▶ AIM OF THE EXERCISE
Copy each line of the entries that contains the word "Kommst".

Data records:
══════

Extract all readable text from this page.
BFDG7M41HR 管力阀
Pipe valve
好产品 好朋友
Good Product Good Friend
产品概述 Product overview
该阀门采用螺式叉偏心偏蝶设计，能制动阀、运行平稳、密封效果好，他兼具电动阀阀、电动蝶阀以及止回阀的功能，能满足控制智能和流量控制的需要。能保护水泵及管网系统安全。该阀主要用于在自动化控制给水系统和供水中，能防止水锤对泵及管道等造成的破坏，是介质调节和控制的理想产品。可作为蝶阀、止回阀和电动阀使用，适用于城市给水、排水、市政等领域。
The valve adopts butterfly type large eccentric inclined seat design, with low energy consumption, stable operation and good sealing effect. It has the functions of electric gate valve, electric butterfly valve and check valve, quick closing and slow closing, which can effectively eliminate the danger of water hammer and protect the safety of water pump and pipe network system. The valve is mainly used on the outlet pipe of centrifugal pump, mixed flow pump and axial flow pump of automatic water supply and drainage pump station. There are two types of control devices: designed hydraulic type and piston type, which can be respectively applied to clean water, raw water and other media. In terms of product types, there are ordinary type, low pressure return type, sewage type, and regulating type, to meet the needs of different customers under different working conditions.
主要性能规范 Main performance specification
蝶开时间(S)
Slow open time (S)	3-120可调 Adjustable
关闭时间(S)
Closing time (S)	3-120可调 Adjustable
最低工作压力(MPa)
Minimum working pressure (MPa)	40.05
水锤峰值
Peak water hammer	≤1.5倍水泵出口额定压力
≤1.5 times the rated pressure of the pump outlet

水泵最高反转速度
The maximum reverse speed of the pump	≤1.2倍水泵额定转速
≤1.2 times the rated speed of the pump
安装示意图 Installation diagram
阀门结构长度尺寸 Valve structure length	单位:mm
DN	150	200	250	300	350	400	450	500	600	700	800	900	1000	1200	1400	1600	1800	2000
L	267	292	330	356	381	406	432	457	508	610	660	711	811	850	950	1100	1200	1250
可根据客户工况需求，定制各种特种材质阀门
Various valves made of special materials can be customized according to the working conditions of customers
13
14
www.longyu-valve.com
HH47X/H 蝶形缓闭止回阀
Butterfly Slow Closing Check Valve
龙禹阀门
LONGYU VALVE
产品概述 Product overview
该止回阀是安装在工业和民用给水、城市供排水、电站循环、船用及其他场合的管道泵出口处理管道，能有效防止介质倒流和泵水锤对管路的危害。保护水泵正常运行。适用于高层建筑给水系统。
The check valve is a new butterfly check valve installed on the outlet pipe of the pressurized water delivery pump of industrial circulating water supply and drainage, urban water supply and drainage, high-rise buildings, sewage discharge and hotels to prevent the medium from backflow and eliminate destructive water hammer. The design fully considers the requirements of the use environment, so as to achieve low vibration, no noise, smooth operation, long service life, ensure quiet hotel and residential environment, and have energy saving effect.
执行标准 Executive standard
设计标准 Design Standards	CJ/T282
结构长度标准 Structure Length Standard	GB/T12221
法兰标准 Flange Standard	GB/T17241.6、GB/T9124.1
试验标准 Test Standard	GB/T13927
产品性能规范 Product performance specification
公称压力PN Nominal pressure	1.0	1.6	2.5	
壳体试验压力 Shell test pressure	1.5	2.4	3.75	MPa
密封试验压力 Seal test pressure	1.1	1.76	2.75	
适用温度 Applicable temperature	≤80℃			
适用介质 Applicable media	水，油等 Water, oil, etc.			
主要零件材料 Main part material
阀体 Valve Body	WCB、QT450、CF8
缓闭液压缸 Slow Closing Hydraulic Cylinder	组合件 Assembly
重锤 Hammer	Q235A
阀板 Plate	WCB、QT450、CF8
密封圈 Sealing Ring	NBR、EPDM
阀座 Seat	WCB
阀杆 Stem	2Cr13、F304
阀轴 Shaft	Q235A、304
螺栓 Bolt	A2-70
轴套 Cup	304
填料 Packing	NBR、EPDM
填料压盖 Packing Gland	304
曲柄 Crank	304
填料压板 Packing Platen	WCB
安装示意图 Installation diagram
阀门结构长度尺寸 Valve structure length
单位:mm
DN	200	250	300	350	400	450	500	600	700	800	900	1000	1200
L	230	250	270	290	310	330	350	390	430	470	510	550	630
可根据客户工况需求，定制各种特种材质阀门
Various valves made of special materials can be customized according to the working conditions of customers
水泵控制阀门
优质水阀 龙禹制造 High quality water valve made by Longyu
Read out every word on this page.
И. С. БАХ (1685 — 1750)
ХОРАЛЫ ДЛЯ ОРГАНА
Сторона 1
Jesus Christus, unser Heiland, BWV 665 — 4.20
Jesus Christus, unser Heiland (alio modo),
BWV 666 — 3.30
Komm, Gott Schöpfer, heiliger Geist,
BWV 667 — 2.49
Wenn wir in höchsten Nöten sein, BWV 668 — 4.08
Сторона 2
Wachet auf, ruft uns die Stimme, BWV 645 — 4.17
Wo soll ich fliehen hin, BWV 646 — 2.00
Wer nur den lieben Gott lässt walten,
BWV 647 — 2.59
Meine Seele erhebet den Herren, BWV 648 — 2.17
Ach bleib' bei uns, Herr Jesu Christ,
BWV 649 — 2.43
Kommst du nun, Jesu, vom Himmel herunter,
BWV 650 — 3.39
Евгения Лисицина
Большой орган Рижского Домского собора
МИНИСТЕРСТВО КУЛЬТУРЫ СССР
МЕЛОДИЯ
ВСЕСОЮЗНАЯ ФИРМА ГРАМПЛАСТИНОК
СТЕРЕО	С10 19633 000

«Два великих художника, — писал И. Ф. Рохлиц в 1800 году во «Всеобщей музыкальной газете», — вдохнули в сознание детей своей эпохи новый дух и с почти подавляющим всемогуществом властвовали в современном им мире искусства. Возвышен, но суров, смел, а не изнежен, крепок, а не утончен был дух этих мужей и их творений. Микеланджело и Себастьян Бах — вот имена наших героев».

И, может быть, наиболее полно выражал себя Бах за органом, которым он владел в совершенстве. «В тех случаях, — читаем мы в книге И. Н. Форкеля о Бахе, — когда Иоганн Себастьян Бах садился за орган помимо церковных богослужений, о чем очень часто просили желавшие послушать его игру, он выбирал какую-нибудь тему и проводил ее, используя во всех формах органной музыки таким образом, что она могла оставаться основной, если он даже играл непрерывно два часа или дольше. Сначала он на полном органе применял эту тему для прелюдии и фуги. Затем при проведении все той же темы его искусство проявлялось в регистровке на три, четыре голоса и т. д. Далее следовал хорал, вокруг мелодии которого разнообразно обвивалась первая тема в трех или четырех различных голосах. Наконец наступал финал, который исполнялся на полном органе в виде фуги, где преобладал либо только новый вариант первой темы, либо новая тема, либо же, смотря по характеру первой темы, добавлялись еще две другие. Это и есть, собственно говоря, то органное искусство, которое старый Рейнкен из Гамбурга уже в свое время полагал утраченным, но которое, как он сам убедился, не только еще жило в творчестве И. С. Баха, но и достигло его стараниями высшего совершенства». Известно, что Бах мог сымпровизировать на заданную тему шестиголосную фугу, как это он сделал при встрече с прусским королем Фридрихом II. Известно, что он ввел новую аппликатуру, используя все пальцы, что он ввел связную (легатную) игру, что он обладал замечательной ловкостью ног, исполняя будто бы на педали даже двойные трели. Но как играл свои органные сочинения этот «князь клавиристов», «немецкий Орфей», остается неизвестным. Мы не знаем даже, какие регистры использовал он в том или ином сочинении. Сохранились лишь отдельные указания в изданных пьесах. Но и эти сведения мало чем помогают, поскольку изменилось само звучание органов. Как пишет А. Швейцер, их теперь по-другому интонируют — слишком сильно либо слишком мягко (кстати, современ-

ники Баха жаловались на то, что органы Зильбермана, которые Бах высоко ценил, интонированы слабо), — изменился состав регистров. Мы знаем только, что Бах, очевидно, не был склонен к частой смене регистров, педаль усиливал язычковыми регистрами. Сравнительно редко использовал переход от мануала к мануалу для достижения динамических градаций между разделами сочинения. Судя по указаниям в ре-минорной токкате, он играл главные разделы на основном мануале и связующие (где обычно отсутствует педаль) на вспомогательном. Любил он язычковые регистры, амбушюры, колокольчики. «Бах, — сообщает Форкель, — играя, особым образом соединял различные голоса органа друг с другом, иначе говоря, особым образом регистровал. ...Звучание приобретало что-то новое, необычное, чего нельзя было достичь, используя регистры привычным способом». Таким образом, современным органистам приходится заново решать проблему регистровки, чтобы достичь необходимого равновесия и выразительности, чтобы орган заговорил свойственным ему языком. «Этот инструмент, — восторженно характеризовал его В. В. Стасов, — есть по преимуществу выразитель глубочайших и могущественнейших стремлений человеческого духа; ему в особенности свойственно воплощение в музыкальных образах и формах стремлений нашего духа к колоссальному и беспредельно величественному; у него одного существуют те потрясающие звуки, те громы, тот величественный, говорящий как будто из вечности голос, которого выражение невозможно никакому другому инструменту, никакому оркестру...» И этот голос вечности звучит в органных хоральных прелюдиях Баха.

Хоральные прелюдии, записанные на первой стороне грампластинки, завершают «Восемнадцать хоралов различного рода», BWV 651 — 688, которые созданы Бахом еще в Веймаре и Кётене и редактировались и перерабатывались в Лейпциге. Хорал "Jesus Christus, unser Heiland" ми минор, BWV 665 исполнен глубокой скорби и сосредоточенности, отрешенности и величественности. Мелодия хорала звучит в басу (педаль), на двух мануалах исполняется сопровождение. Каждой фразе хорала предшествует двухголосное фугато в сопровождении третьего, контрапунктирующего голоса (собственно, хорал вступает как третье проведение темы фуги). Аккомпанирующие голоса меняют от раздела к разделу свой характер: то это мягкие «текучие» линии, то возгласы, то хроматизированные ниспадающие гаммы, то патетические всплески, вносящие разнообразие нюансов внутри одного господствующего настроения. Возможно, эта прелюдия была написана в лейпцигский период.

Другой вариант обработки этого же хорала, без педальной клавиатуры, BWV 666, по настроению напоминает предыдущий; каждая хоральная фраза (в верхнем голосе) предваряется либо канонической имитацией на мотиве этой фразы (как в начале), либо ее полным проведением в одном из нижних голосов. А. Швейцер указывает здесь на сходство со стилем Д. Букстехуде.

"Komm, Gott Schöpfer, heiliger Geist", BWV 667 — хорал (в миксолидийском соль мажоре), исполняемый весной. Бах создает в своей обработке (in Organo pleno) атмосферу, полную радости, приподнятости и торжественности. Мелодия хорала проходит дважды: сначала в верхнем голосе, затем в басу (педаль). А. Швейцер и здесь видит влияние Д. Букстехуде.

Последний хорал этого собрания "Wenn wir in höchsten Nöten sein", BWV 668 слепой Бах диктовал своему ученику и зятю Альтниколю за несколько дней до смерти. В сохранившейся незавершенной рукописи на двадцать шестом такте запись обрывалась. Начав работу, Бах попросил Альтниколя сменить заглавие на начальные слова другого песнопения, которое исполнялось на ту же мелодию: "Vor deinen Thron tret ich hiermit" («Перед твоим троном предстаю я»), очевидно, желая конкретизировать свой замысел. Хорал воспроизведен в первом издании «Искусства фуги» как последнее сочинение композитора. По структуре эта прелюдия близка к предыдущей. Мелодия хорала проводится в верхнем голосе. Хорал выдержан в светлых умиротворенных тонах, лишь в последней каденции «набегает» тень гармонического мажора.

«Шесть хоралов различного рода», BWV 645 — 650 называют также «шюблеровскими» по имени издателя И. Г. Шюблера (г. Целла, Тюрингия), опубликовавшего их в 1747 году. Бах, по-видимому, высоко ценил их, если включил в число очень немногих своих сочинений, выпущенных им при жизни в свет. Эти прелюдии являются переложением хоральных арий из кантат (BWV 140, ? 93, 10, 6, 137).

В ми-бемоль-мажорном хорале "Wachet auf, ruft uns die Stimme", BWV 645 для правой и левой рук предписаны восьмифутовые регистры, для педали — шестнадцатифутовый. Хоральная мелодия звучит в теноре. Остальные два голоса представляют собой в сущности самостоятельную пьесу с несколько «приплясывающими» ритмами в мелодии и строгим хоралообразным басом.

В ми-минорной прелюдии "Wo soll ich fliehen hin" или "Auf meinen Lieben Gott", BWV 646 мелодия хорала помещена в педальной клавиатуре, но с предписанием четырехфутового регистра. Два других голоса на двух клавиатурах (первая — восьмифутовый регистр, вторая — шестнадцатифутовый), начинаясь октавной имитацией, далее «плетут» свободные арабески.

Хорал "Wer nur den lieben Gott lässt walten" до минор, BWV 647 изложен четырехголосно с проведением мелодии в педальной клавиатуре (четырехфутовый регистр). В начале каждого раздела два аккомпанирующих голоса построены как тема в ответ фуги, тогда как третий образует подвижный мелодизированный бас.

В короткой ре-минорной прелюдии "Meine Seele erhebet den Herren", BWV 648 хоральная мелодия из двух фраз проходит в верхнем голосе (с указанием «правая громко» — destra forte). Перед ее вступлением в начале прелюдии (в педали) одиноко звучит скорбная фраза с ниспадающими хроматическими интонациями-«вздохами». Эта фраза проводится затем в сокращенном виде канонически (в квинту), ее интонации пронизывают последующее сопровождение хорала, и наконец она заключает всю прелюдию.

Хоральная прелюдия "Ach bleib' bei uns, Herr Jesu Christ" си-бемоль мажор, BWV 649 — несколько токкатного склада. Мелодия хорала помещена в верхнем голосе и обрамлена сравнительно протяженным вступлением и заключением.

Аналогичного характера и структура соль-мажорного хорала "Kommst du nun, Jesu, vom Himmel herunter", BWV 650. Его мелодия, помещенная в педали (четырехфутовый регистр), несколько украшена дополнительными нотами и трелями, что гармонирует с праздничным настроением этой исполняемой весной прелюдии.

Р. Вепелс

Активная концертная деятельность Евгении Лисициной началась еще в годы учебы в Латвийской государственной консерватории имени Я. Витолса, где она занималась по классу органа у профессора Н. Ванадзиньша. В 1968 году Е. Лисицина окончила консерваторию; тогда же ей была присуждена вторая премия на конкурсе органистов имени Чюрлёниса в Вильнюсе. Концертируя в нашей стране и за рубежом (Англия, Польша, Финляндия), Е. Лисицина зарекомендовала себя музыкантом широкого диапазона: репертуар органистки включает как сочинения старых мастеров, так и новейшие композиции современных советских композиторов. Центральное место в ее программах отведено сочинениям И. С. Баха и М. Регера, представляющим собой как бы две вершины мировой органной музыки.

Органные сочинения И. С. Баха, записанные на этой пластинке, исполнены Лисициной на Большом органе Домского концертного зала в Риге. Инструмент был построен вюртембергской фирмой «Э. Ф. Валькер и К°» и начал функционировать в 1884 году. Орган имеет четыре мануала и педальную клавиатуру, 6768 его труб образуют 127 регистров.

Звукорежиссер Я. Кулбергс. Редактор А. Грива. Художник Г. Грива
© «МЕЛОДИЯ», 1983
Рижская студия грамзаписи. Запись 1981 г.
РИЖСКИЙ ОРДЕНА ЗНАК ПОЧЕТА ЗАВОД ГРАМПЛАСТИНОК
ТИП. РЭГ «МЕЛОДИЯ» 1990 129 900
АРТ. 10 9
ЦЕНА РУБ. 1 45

══════

▶ SOLUTION TO THE PROBLEM
Kommst du nun, Jesu, vom Himmel herunter,
Аналогичного характера и структура соль-мажорного хорала "Kommst du nun, Jesu, vom Himmel herunter", BWV 650. Его мелодия, помещенная в педали (четырехфутовый регистр), несколько украшена дополнительными нотами и трелями, что гармонирует с праздничным настроением этой исполняемой весной прелюдии.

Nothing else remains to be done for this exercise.